-- Start of MATERIAL PROVIDED --

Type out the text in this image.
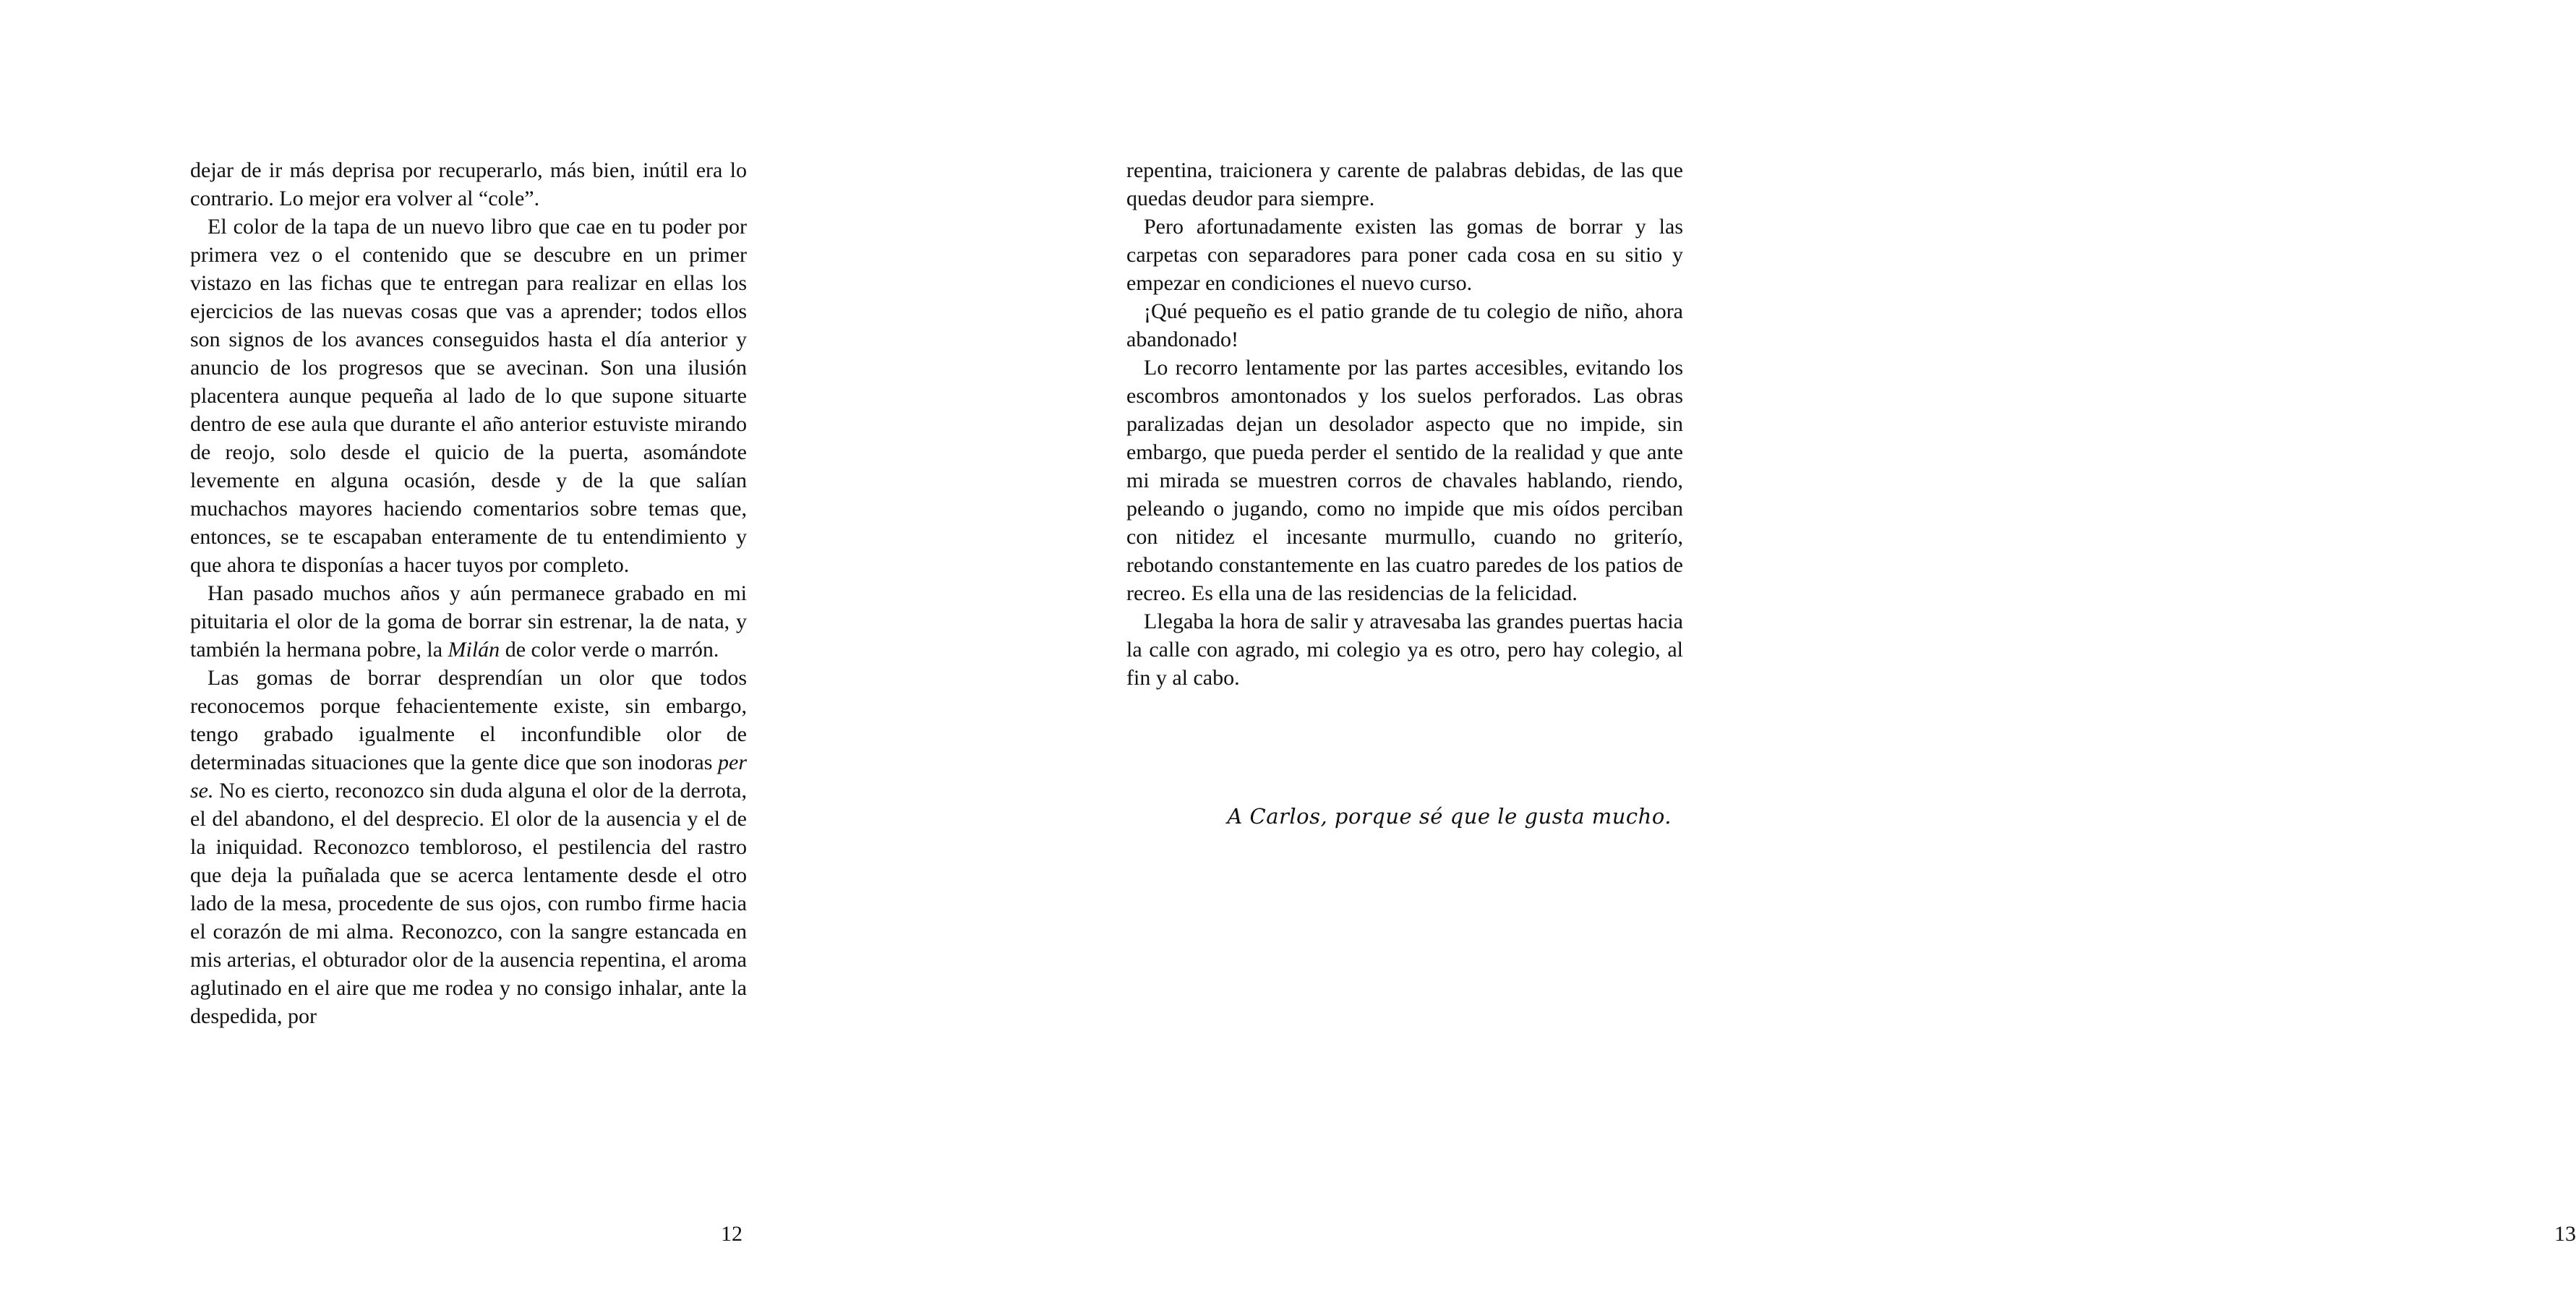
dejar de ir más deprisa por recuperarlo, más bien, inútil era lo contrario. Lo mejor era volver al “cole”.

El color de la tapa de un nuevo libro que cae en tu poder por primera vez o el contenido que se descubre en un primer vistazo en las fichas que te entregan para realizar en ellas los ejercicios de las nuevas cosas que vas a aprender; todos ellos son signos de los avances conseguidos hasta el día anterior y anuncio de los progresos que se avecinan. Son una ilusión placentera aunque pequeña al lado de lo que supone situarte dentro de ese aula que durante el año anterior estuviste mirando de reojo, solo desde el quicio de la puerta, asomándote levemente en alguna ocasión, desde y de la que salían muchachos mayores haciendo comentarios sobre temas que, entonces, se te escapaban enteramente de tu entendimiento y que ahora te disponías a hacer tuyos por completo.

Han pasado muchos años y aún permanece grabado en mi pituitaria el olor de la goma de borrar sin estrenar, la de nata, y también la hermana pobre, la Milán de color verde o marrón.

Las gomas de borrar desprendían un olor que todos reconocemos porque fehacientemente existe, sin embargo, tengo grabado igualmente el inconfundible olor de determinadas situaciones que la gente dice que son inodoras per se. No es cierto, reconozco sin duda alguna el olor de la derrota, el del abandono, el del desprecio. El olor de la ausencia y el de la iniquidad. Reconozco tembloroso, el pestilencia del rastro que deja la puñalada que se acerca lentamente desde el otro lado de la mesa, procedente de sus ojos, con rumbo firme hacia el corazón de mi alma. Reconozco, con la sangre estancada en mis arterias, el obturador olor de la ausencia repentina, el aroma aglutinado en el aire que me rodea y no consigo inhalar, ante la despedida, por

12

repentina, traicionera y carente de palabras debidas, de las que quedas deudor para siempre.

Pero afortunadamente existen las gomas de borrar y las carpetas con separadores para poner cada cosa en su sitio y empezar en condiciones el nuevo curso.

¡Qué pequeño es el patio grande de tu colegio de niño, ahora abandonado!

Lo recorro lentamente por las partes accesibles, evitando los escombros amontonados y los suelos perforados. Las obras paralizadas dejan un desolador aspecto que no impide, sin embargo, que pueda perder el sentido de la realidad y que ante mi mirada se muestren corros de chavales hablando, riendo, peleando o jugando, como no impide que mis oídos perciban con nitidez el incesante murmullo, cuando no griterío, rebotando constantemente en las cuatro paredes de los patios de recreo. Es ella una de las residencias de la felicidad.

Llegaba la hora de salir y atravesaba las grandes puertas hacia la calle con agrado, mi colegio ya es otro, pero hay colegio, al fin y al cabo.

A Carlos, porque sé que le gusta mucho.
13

-- End of MATERIAL PROVIDED --

◆ DO THIS
Copy out every line in the entries above that holds "repentina".

◆ OUTPUT
Las gomas de borrar desprendían un olor que todos reconocemos porque fehacientemente existe, sin embargo, tengo grabado igualmente el inconfundible olor de determinadas situaciones que la gente dice que son inodoras per se. No es cierto, reconozco sin duda alguna el olor de la derrota, el del abandono, el del desprecio. El olor de la ausencia y el de la iniquidad. Reconozco tembloroso, el pestilencia del rastro que deja la puñalada que se acerca lentamente desde el otro lado de la mesa, procedente de sus ojos, con rumbo firme hacia el corazón de mi alma. Reconozco, con la sangre estancada en mis arterias, el obturador olor de la ausencia repentina, el aroma aglutinado en el aire que me rodea y no consigo inhalar, ante la despedida, por
repentina, traicionera y carente de palabras debidas, de las que quedas deudor para siempre.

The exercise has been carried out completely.